Your goal » Go through the data below. List every line that holds the word "xlabel".

Input for this task »

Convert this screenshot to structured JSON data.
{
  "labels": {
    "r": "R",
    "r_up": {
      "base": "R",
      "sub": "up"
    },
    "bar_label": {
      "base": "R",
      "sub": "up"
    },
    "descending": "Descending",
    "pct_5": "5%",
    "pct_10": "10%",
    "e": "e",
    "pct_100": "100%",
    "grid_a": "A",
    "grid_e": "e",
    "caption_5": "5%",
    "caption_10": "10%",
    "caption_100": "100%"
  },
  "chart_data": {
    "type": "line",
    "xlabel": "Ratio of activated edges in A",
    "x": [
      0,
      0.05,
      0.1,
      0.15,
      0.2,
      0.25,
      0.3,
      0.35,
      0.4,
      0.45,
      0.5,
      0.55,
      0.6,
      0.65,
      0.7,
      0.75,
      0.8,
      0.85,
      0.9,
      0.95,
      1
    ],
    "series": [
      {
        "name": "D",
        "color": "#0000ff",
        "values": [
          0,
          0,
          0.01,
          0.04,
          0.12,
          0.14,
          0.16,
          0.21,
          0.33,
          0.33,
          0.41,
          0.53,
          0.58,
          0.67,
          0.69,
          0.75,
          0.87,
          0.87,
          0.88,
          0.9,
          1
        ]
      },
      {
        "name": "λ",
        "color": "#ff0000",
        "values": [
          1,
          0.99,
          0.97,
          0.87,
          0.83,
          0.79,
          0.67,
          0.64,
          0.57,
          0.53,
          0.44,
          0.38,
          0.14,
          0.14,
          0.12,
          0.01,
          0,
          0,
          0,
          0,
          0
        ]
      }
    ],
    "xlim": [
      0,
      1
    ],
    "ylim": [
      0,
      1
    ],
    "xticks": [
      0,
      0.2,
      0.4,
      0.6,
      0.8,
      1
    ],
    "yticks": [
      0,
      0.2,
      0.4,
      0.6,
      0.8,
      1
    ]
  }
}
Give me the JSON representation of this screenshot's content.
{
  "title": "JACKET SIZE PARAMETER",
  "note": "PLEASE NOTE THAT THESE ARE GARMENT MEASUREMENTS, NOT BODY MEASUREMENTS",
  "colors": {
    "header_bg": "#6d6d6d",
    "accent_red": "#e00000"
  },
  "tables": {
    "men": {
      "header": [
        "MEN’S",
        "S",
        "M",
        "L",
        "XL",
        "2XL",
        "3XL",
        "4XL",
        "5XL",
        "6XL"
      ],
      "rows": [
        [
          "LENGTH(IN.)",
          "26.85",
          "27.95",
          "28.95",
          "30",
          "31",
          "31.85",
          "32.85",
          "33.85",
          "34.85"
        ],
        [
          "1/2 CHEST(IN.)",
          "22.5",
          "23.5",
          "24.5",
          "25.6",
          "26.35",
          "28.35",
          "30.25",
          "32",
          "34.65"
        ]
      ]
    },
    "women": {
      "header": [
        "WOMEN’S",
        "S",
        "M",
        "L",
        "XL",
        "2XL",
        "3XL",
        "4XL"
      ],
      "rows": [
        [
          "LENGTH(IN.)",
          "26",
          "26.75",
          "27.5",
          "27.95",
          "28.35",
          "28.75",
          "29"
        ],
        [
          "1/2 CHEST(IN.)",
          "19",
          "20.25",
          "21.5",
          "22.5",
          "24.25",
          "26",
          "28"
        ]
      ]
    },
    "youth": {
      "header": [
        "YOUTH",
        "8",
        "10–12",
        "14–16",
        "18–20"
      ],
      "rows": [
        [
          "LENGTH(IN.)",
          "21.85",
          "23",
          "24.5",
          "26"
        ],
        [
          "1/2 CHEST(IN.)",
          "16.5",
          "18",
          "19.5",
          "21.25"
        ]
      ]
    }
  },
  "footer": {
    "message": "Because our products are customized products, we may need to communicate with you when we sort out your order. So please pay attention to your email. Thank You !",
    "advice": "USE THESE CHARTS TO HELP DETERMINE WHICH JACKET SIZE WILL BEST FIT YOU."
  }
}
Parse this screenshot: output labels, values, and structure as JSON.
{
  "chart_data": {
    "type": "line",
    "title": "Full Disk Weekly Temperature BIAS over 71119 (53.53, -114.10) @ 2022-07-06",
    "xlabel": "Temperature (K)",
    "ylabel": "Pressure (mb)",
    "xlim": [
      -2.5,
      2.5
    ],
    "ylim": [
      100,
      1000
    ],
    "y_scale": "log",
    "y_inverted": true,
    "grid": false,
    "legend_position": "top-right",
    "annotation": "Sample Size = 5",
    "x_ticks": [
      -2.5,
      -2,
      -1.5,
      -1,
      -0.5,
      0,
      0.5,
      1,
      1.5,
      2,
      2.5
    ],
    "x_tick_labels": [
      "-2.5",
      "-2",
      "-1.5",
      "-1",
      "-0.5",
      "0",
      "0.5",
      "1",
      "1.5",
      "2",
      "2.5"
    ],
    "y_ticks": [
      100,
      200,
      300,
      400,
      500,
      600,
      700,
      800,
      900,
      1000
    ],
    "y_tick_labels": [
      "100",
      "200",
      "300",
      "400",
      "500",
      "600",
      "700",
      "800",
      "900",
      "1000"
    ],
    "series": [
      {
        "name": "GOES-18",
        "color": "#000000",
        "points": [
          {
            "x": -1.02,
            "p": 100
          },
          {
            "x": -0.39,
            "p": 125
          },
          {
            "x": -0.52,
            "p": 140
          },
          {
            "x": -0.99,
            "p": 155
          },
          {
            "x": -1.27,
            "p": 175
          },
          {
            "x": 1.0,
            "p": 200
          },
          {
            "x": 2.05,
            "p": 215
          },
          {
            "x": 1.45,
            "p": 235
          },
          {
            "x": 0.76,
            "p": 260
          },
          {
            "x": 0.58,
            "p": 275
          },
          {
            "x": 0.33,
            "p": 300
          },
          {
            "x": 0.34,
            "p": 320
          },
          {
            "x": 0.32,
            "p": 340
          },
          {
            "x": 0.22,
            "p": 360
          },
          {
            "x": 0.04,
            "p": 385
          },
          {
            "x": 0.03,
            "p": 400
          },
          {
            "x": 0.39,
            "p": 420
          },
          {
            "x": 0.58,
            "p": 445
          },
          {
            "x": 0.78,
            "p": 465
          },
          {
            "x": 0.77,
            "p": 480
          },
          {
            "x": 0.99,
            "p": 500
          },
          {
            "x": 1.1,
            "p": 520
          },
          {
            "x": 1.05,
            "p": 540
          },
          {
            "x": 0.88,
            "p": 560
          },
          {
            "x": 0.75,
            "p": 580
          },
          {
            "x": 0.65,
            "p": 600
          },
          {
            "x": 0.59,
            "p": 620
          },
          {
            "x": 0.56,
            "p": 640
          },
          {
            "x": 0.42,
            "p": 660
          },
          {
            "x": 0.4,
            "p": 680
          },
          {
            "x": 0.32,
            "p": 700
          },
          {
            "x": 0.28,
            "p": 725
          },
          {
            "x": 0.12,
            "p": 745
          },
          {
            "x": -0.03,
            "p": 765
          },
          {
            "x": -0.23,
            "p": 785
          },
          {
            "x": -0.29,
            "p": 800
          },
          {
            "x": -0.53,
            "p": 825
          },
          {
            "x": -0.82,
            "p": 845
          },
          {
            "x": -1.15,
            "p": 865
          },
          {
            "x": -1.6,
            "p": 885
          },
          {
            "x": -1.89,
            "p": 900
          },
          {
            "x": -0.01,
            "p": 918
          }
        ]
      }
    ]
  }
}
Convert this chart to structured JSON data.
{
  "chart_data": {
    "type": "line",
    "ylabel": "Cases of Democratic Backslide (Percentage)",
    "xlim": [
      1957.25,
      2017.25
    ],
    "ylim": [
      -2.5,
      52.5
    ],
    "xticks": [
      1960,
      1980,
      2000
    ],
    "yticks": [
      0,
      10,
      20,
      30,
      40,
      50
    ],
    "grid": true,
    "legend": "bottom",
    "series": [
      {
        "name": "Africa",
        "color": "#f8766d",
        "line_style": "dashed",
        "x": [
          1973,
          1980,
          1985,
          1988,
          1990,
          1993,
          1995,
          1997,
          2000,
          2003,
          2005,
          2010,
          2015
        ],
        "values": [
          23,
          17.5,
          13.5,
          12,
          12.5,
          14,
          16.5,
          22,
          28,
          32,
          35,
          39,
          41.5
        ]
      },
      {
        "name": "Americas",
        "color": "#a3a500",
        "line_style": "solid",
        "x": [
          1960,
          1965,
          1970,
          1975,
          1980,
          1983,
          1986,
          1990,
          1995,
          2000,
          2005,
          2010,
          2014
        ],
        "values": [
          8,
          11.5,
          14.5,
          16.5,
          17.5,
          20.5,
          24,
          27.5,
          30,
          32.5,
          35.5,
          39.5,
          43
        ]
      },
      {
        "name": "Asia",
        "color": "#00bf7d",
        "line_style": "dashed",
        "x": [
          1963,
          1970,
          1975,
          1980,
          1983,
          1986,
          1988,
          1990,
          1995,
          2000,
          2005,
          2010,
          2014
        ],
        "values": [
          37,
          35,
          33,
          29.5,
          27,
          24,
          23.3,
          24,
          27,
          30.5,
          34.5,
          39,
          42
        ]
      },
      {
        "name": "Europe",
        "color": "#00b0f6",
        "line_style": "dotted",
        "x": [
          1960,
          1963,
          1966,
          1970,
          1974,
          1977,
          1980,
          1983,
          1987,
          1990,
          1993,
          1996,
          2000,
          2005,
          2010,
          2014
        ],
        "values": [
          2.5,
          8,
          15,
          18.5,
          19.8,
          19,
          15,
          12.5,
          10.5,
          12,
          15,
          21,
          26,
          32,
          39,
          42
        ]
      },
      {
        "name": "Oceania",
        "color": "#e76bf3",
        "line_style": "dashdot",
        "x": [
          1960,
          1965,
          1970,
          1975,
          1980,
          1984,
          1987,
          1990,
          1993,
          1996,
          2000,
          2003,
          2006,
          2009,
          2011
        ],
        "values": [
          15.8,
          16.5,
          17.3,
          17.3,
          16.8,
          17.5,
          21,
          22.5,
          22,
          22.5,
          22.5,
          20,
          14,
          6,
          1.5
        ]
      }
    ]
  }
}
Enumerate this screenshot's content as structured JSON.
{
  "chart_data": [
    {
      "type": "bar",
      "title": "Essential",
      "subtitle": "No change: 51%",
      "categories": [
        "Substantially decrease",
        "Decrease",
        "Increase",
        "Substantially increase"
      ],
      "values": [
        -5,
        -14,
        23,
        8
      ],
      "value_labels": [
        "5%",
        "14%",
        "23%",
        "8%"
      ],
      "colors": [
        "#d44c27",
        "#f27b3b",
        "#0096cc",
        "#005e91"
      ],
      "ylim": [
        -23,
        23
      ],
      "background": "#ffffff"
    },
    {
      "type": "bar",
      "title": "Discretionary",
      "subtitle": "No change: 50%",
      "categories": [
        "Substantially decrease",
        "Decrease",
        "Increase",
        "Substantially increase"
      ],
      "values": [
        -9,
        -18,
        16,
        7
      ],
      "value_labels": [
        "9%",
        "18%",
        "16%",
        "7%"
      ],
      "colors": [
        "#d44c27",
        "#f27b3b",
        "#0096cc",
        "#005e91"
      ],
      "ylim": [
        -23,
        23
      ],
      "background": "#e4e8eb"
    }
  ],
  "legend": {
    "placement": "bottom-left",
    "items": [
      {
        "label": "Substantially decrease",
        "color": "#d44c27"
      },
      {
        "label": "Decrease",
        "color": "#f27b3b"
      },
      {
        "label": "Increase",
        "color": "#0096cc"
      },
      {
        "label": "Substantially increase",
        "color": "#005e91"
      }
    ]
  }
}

Solution to the exercise »
    "xlabel": "Ratio of activated edges in A",
    "xlabel": "Temperature (K)",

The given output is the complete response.